# [Document text]

Has anybody out there got theirs big dummy yet? I ordered mine about a month ago and yesterday LBS said it would probably be the end of the month. Talked to someone at Xtracycle today and they aren't expecting their frames till mid-march. Here's hoping the above posts are accurate.


----------



## mangoman (Oct 25, 2005)

John the MTBer said:


> Has anybody out there got theirs big dummy yet? I ordered mine about a month ago and yesterday LBS said it would probably be the end of the month. Talked to someone at Xtracycle today and they aren't expecting their frames till mid-march. Here's hoping the above posts are accurate.


Not yet. Don't know why they're saying Mid-March...is that so they can have the full builds ready to sell?

LOVE that picture above...where in the heck did you FIND that one, D?


----------



## SelfPropelledDevo (Oct 2, 2005)

mangoman said:


> Not yet. Don't know why they're saying Mid-March...is that so they can have the full builds ready to sell?
> 
> LOVE that picture above...where in the heck did you FIND that one, D?


i cant find mine...
maybe you know which one is yours?


----------



## SelfPropelledDevo (Oct 2, 2005)

more spy photos


----------



## HardyWeinberg (Aug 3, 2007)

The build offered by xtracycle seems like about what I would aim for myownself, give or take the bars (and of course who wouldn't prefer a rohloff) I guess they must know me:

http://www.xtracycle.com/product_info.php?cPath=5&products_id=122


----------



## islander (Jan 21, 2004)

HardyWeinberg said:


> The build offered by xtracycle seems like about what I would aim for myownself, give or take the bars (and of course who wouldn't prefer a rohloff) I guess they must know me:
> 
> http://www.xtracycle.com/product_info.php?cPath=5&products_id=122


Can't figure out why they spec'd a mechanical disc for this application. Leave the sponge for your bathtub - that bike needs hydraulics!


----------



## Slimpee (Oct 3, 2007)

They're released. I know of a guy who just picked up his frame last night (granted, being in Minneapolis reduces shipping time considerably):


----------



## Forrestf (May 18, 2006)

Again the mech vs. hydro brake thing. 

I have BB&s on my Xtra and they are simply awesome brakes, and I live in Seattle which is probably second in reputation only to San Fran for its hills. I do admit that there is a tad more mush/play in the rear cable than I would like but it's just not an issue for performance or reliability of the brake. It's not even enough of an issue to replace the spliced together cheapest available housing.

# [Material provided]
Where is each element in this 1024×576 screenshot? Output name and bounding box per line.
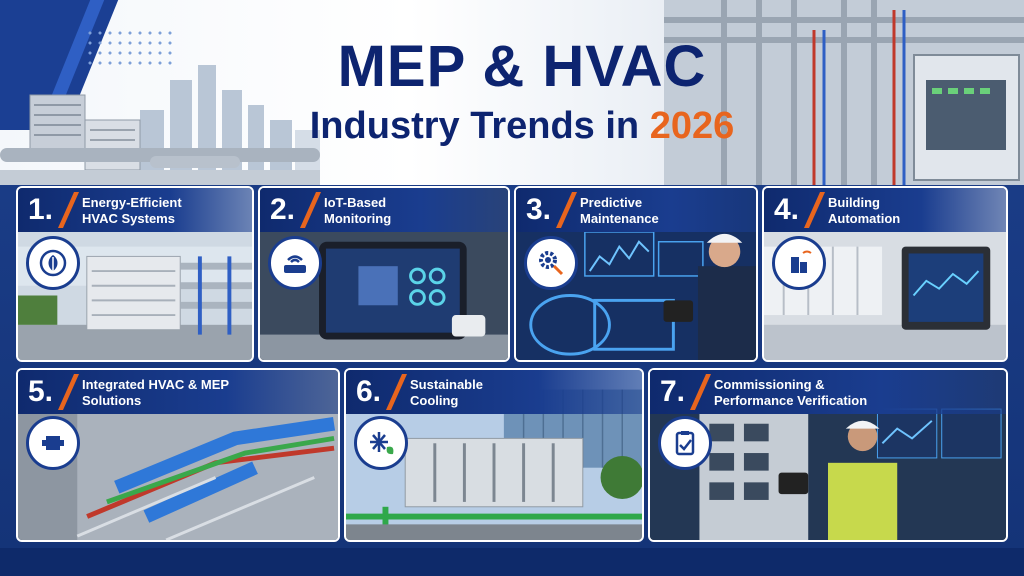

# [Task 1]
Answer these questions from the forum thread about the Big Dummy, one line each:
(a) When does the person at Xtracycle say they expect their frames?
(b) What kind of brakes does islander say the bike needs?
(c) In which city does Forrestf live?
# [Task 2]
Rewrite the forum thread about the Big Dummy from "I have BB&s" up to and including "cheapest available housing.", with "Seattle" replaced by "Portland".
# [Task 3]
Extend the forum thread about the Big Dummy from the point where it stops.
The material is not needed for any of this work.

# [Task answer 1]
(a) Mid-March.
(b) Hydraulics.
(c) Seattle.

# [Task answer 2]
I have BB&s on my Xtra and they are simply awesome brakes, and I live in Portland which is probably second in reputation only to San Fran for its hills. I do admit that there is a tad more mush/play in the rear cable than I would like but it's just not an issue for performance or reliability of the brake. It's not even enough of an issue to replace the spliced together cheapest available housing.

# [Task answer 3]
Look at the number of Xtracycle folks who are using 7-speed mtbs for their Xtras. Many or most have V-brakes or even cantis and are perfectly happy with them. This is the crowd that is Xtracycle's core market. It's a big enough jump for them to take the leap to discs, taking them the next step to dealing with hydraulics will very likely turn more people away than not. 

Hydros require extra supplies and tools to setup and maintain. Big Dummies are also targeted to do-it-yourselfers and to some extent at long distance and touring riders. How does roadside maintenance and repair of hydros vs mechs compare in terms of supplies, tools, and difficulty?

For an oem like Xtracycle is in this case, cost and assembly time are critical factors. Not only are hydros of equal performance/value/reputation to Avid mechs more expensive, they will take longer to assemble. Many hydros for normal mtbs are sold pre-bled and hence are easier to install than Avid mechs. In the case of the Big Dummy, the opposite is more likely true. You will have much longer hose runs which mean an extra assembly as well as the extra steps, extra tools and extra supplies required for bleeding.


----------



## mangoman (Oct 25, 2005)

Stoke factor of 10.


----------



## Forrestf (May 18, 2006)

I always like to see people with worse bike addictions than me.  
Most of the bikes even look complete and functional!



Slimpee said:


> They're released. I know of a guy who just picked up his frame last night (granted, being in Minneapolis reduces shipping time considerably):


----------



## SelfPropelledDevo (Oct 2, 2005)

off topic, sort of...

about an hour ago, the Amgen tour of cali rolled out from here in Seaside, Ca. 

630am for me to help with some setup.

there should be more utility bikes in our American Bicycle Culture

the Xtracycle drew alot of attention as it sat...

lots of people saying they'd ride it.
and alot of kids wanting rides
lots of parents interested.

i bet this is a HUGE market 
suddenly people are that much more drawn to riding a bike.

and that is good!

peace...d


----------



## Slimpee (Oct 3, 2007)

Forrestf said:


> I always like to see people with worse bike addictions than me.
> Most of the bikes even look complete and functional!


Haha, that's just a part of the collection! That is a bike house through and through.


----------



## SelfPropelledDevo (Oct 2, 2005)

i sure do like that green

its perfect!

THANK YOU SURLY!


----------



## SelfPropelledDevo (Oct 2, 2005)

__
https://flic.kr/p/2284243836


----------



## mangoman (Oct 25, 2005)

I'm determined to do more with my snapdeck at some point. Thinking about cutting small notches in it, for example, in measured spaces all along the sides for better bungee cord retention. Skateboard or general anti-slip strips would be nice, too.

I don't know if the snapdecks are made to flip over easily...use both sides...but it'd be nice to use one side for human transportation, and use the other for cargo (anti-slip strips, etc.).

Thinking out loud...and very loudly...now that I know my Dummy frame/fork is sitting in Pennsylvania...waiting to be built...


----------



## SelfPropelledDevo (Oct 2, 2005)

its a very good idea.

I've been thinking of basically the same.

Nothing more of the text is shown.